▸ **WHAT YOU NEED TO DO**
How many lines in the entries below contain "true"? Answer with the number only.

▸ **MATERIAL SUPPLIED**

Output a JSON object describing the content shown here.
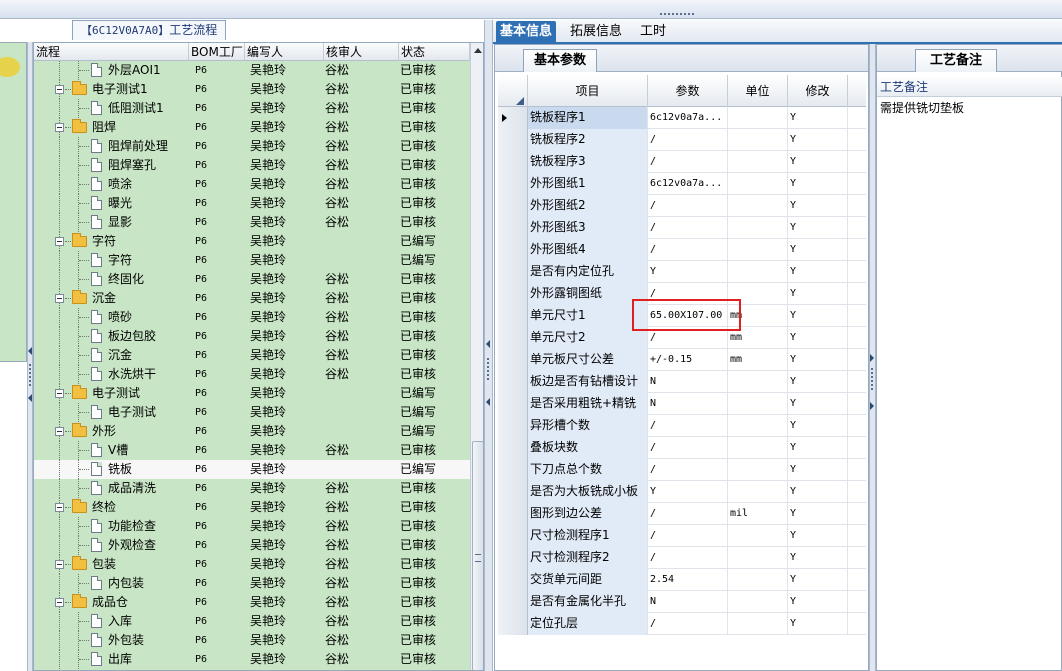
{
  "tree_header": {
    "code": "【6C12V0A7A0】",
    "title": "工艺流程"
  },
  "tree_columns": [
    "流程",
    "BOM工厂",
    "编写人",
    "核审人",
    "状态"
  ],
  "tree_rows": [
    {
      "label": "外层AOI1",
      "level": 1,
      "type": "doc",
      "factory": "P6",
      "author": "吴艳玲",
      "reviewer": "谷松",
      "status": "已审核"
    },
    {
      "label": "电子测试1",
      "level": 0,
      "type": "folder",
      "factory": "P6",
      "author": "吴艳玲",
      "reviewer": "谷松",
      "status": "已审核"
    },
    {
      "label": "低阻测试1",
      "level": 1,
      "type": "doc",
      "factory": "P6",
      "author": "吴艳玲",
      "reviewer": "谷松",
      "status": "已审核"
    },
    {
      "label": "阻焊",
      "level": 0,
      "type": "folder",
      "factory": "P6",
      "author": "吴艳玲",
      "reviewer": "谷松",
      "status": "已审核"
    },
    {
      "label": "阻焊前处理",
      "level": 1,
      "type": "doc",
      "factory": "P6",
      "author": "吴艳玲",
      "reviewer": "谷松",
      "status": "已审核"
    },
    {
      "label": "阻焊塞孔",
      "level": 1,
      "type": "doc",
      "factory": "P6",
      "author": "吴艳玲",
      "reviewer": "谷松",
      "status": "已审核"
    },
    {
      "label": "喷涂",
      "level": 1,
      "type": "doc",
      "factory": "P6",
      "author": "吴艳玲",
      "reviewer": "谷松",
      "status": "已审核"
    },
    {
      "label": "曝光",
      "level": 1,
      "type": "doc",
      "factory": "P6",
      "author": "吴艳玲",
      "reviewer": "谷松",
      "status": "已审核"
    },
    {
      "label": "显影",
      "level": 1,
      "type": "doc",
      "factory": "P6",
      "author": "吴艳玲",
      "reviewer": "谷松",
      "status": "已审核"
    },
    {
      "label": "字符",
      "level": 0,
      "type": "folder",
      "factory": "P6",
      "author": "吴艳玲",
      "reviewer": "",
      "status": "已编写"
    },
    {
      "label": "字符",
      "level": 1,
      "type": "doc",
      "factory": "P6",
      "author": "吴艳玲",
      "reviewer": "",
      "status": "已编写"
    },
    {
      "label": "终固化",
      "level": 1,
      "type": "doc",
      "factory": "P6",
      "author": "吴艳玲",
      "reviewer": "谷松",
      "status": "已审核"
    },
    {
      "label": "沉金",
      "level": 0,
      "type": "folder",
      "factory": "P6",
      "author": "吴艳玲",
      "reviewer": "谷松",
      "status": "已审核"
    },
    {
      "label": "喷砂",
      "level": 1,
      "type": "doc",
      "factory": "P6",
      "author": "吴艳玲",
      "reviewer": "谷松",
      "status": "已审核"
    },
    {
      "label": "板边包胶",
      "level": 1,
      "type": "doc",
      "factory": "P6",
      "author": "吴艳玲",
      "reviewer": "谷松",
      "status": "已审核"
    },
    {
      "label": "沉金",
      "level": 1,
      "type": "doc",
      "factory": "P6",
      "author": "吴艳玲",
      "reviewer": "谷松",
      "status": "已审核"
    },
    {
      "label": "水洗烘干",
      "level": 1,
      "type": "doc",
      "factory": "P6",
      "author": "吴艳玲",
      "reviewer": "谷松",
      "status": "已审核"
    },
    {
      "label": "电子测试",
      "level": 0,
      "type": "folder",
      "factory": "P6",
      "author": "吴艳玲",
      "reviewer": "",
      "status": "已编写"
    },
    {
      "label": "电子测试",
      "level": 1,
      "type": "doc",
      "factory": "P6",
      "author": "吴艳玲",
      "reviewer": "",
      "status": "已编写"
    },
    {
      "label": "外形",
      "level": 0,
      "type": "folder",
      "factory": "P6",
      "author": "吴艳玲",
      "reviewer": "",
      "status": "已编写"
    },
    {
      "label": "V槽",
      "level": 1,
      "type": "doc",
      "factory": "P6",
      "author": "吴艳玲",
      "reviewer": "谷松",
      "status": "已审核"
    },
    {
      "label": "铣板",
      "level": 1,
      "type": "doc",
      "factory": "P6",
      "author": "吴艳玲",
      "reviewer": "",
      "status": "已编写",
      "selected": true
    },
    {
      "label": "成品清洗",
      "level": 1,
      "type": "doc",
      "factory": "P6",
      "author": "吴艳玲",
      "reviewer": "谷松",
      "status": "已审核"
    },
    {
      "label": "终检",
      "level": 0,
      "type": "folder",
      "factory": "P6",
      "author": "吴艳玲",
      "reviewer": "谷松",
      "status": "已审核"
    },
    {
      "label": "功能检查",
      "level": 1,
      "type": "doc",
      "factory": "P6",
      "author": "吴艳玲",
      "reviewer": "谷松",
      "status": "已审核"
    },
    {
      "label": "外观检查",
      "level": 1,
      "type": "doc",
      "factory": "P6",
      "author": "吴艳玲",
      "reviewer": "谷松",
      "status": "已审核"
    },
    {
      "label": "包装",
      "level": 0,
      "type": "folder",
      "factory": "P6",
      "author": "吴艳玲",
      "reviewer": "谷松",
      "status": "已审核"
    },
    {
      "label": "内包装",
      "level": 1,
      "type": "doc",
      "factory": "P6",
      "author": "吴艳玲",
      "reviewer": "谷松",
      "status": "已审核"
    },
    {
      "label": "成品仓",
      "level": 0,
      "type": "folder",
      "factory": "P6",
      "author": "吴艳玲",
      "reviewer": "谷松",
      "status": "已审核"
    },
    {
      "label": "入库",
      "level": 1,
      "type": "doc",
      "factory": "P6",
      "author": "吴艳玲",
      "reviewer": "谷松",
      "status": "已审核"
    },
    {
      "label": "外包装",
      "level": 1,
      "type": "doc",
      "factory": "P6",
      "author": "吴艳玲",
      "reviewer": "谷松",
      "status": "已审核"
    },
    {
      "label": "出库",
      "level": 1,
      "type": "doc",
      "factory": "P6",
      "author": "吴艳玲",
      "reviewer": "谷松",
      "status": "已审核"
    }
  ],
  "tabs": [
    {
      "label": "基本信息",
      "active": true
    },
    {
      "label": "拓展信息",
      "active": false
    },
    {
      "label": "工时",
      "active": false
    }
  ],
  "params_panel": {
    "title": "基本参数",
    "columns": [
      "项目",
      "参数",
      "单位",
      "修改"
    ],
    "rows": [
      {
        "item": "铣板程序1",
        "param": "6c12v0a7a...",
        "unit": "",
        "edit": "Y",
        "current": true
      },
      {
        "item": "铣板程序2",
        "param": "/",
        "unit": "",
        "edit": "Y"
      },
      {
        "item": "铣板程序3",
        "param": "/",
        "unit": "",
        "edit": "Y"
      },
      {
        "item": "外形图纸1",
        "param": "6c12v0a7a...",
        "unit": "",
        "edit": "Y"
      },
      {
        "item": "外形图纸2",
        "param": "/",
        "unit": "",
        "edit": "Y"
      },
      {
        "item": "外形图纸3",
        "param": "/",
        "unit": "",
        "edit": "Y"
      },
      {
        "item": "外形图纸4",
        "param": "/",
        "unit": "",
        "edit": "Y"
      },
      {
        "item": "是否有内定位孔",
        "param": "Y",
        "unit": "",
        "edit": "Y"
      },
      {
        "item": "外形露铜图纸",
        "param": "/",
        "unit": "",
        "edit": "Y"
      },
      {
        "item": "单元尺寸1",
        "param": "65.00X107.00",
        "unit": "mm",
        "edit": "Y"
      },
      {
        "item": "单元尺寸2",
        "param": "/",
        "unit": "mm",
        "edit": "Y"
      },
      {
        "item": "单元板尺寸公差",
        "param": "+/-0.15",
        "unit": "mm",
        "edit": "Y"
      },
      {
        "item": "板边是否有钻槽设计",
        "param": "N",
        "unit": "",
        "edit": "Y"
      },
      {
        "item": "是否采用粗铣+精铣",
        "param": "N",
        "unit": "",
        "edit": "Y"
      },
      {
        "item": "异形槽个数",
        "param": "/",
        "unit": "",
        "edit": "Y"
      },
      {
        "item": "叠板块数",
        "param": "/",
        "unit": "",
        "edit": "Y"
      },
      {
        "item": "下刀点总个数",
        "param": "/",
        "unit": "",
        "edit": "Y"
      },
      {
        "item": "是否为大板铣成小板",
        "param": "Y",
        "unit": "",
        "edit": "Y"
      },
      {
        "item": "图形到边公差",
        "param": "/",
        "unit": "mil",
        "edit": "Y"
      },
      {
        "item": "尺寸检测程序1",
        "param": "/",
        "unit": "",
        "edit": "Y"
      },
      {
        "item": "尺寸检测程序2",
        "param": "/",
        "unit": "",
        "edit": "Y"
      },
      {
        "item": "交货单元间距",
        "param": "2.54",
        "unit": "",
        "edit": "Y"
      },
      {
        "item": "是否有金属化半孔",
        "param": "N",
        "unit": "",
        "edit": "Y"
      },
      {
        "item": "定位孔层",
        "param": "/",
        "unit": "",
        "edit": "Y"
      }
    ]
  },
  "notes_panel": {
    "title": "工艺备注",
    "header": "工艺备注",
    "text": "需提供铣切垫板"
  },
  "colors": {
    "tree_bg": "#c8e6c5",
    "tab_active": "#2f6fb3",
    "highlight_box": "#e02020"
  }
}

▸ **EXERCISE OUTPUT**
3